■ **YOUR TASK**:
Take each line containing the word "تذكرة" and copy it.

++++++++++

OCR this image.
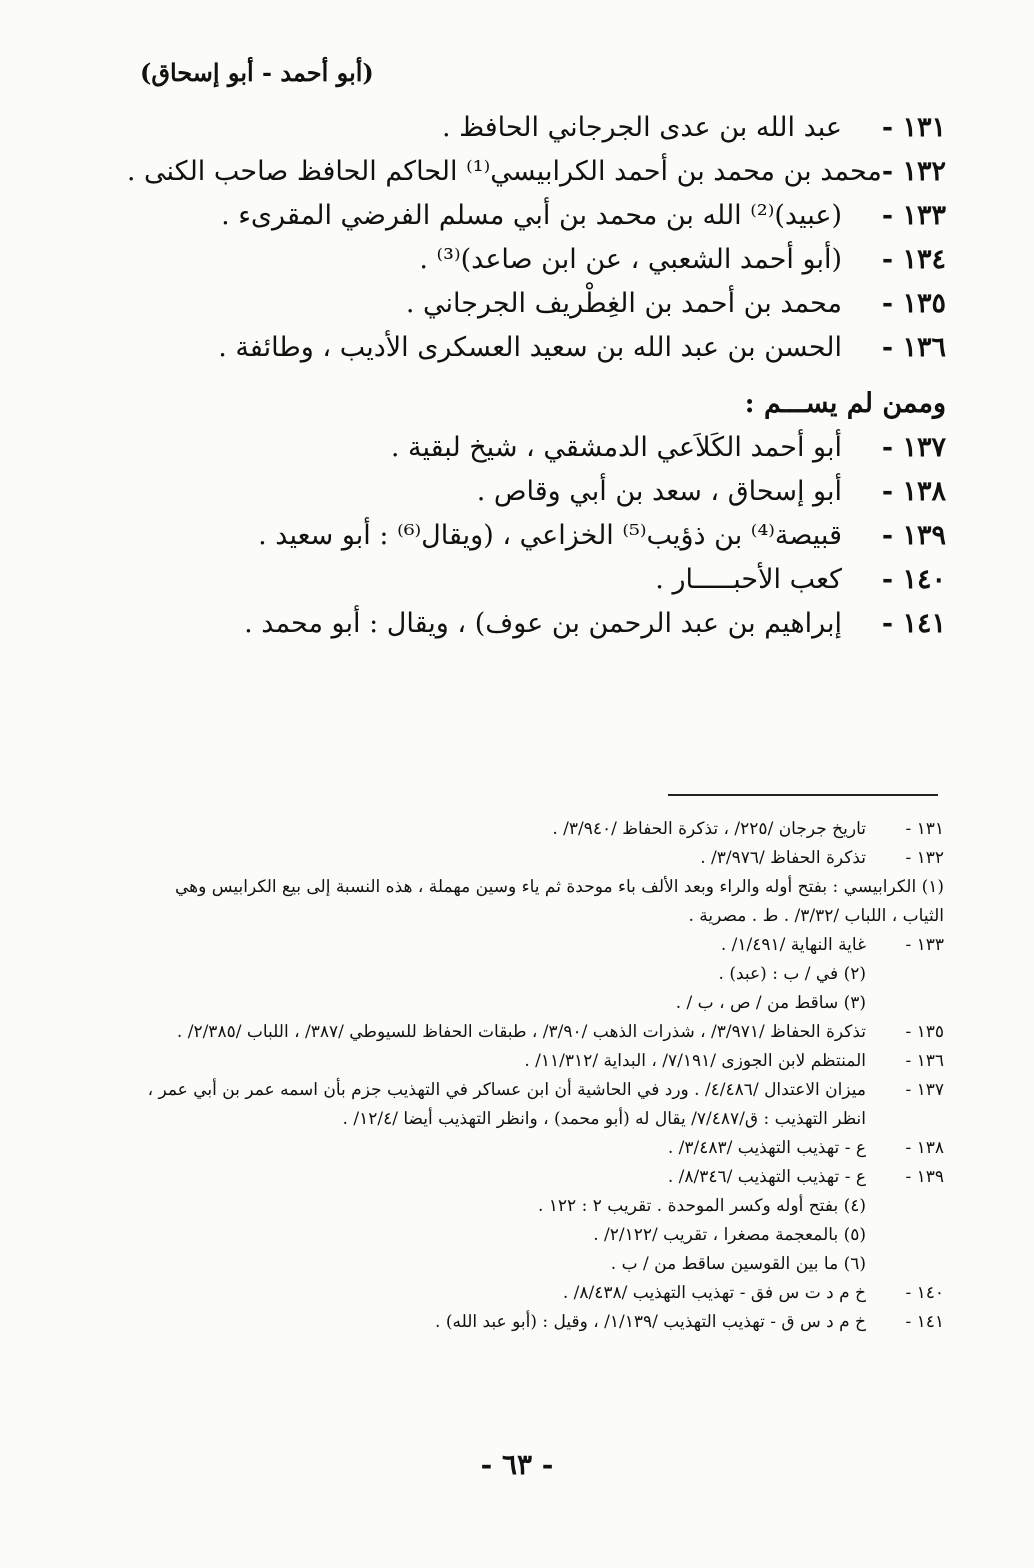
(أبو أحمد - أبو إسحاق)
١٣١ -
عبد الله بن عدى الجرجاني الحافظ .
١٣٢ -
محمد بن محمد بن أحمد الكرابيسي⁽¹⁾ الحاكم الحافظ صاحب الكنى .
١٣٣ -
(عبيد)⁽²⁾ الله بن محمد بن أبي مسلم الفرضي المقرىء .
١٣٤ -
(أبو أحمد الشعبي ، عن ابن صاعد)⁽³⁾ .
١٣٥ -
محمد بن أحمد بن الغِطْريف الجرجاني .
١٣٦ -
الحسن بن عبد الله بن سعيد العسكرى الأديب ، وطائفة .
وممن لم يســـم :
١٣٧ -
أبو أحمد الكَلاَعي الدمشقي ، شيخ لبقية .
١٣٨ -
أبو إسحاق ، سعد بن أبي وقاص .
١٣٩ -
قبيصة⁽⁴⁾ بن ذؤيب⁽⁵⁾ الخزاعي ، (ويقال⁽⁶⁾ : أبو سعيد .
١٤٠ -
كعب الأحبـــــار .
١٤١ -
إبراهيم بن عبد الرحمن بن عوف) ، ويقال : أبو محمد .
١٣١ -
تاريخ جرجان /٢٢٥/ ، تذكرة الحفاظ /٣/٩٤٠/ .
١٣٢ -
تذكرة الحفاظ /٣/٩٧٦/ .
(١) الكرابيسي : بفتح أوله والراء وبعد الألف باء موحدة ثم ياء وسين مهملة ، هذه النسبة إلى بيع الكرابيس وهي الثياب ، اللباب /٣/٣٢/ . ط . مصرية .
١٣٣ -
غاية النهاية /١/٤٩١/ .
(٢) في / ب : (عبد) .
(٣) ساقط من / ص ، ب / .
١٣٥ -
تذكرة الحفاظ /٣/٩٧١/ ، شذرات الذهب /٣/٩٠/ ، طبقات الحفاظ للسيوطي /٣٨٧/ ، اللباب /٢/٣٨٥/ .
١٣٦ -
المنتظم لابن الجوزى /٧/١٩١/ ، البداية /١١/٣١٢/ .
١٣٧ -
ميزان الاعتدال /٤/٤٨٦/ . ورد في الحاشية أن ابن عساكر في التهذيب جزم بأن اسمه عمر بن أبي عمر ، انظر التهذيب : ق/٧/٤٨٧/ يقال له (أبو محمد) ، وانظر التهذيب أيضا /١٢/٤/ .
١٣٨ -
ع - تهذيب التهذيب /٣/٤٨٣/ .
١٣٩ -
ع - تهذيب التهذيب /٨/٣٤٦/ .
(٤) بفتح أوله وكسر الموحدة . تقريب ٢ : ١٢٢ .
(٥) بالمعجمة مصغرا ، تقريب /٢/١٢٢/ .
(٦) ما بين القوسين ساقط من / ب .
١٤٠ -
خ م د ت س فق - تهذيب التهذيب /٨/٤٣٨/ .
١٤١ -
خ م د س ق - تهذيب التهذيب /١/١٣٩/ ، وقيل : (أبو عبد الله) .
- ٦٣ -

++++++++++

■ **TASK SOLUTION**:
تاريخ جرجان /٢٢٥/ ، تذكرة الحفاظ /٣/٩٤٠/ .
تذكرة الحفاظ /٣/٩٧٦/ .
تذكرة الحفاظ /٣/٩٧١/ ، شذرات الذهب /٣/٩٠/ ، طبقات الحفاظ للسيوطي /٣٨٧/ ، اللباب /٢/٣٨٥/ .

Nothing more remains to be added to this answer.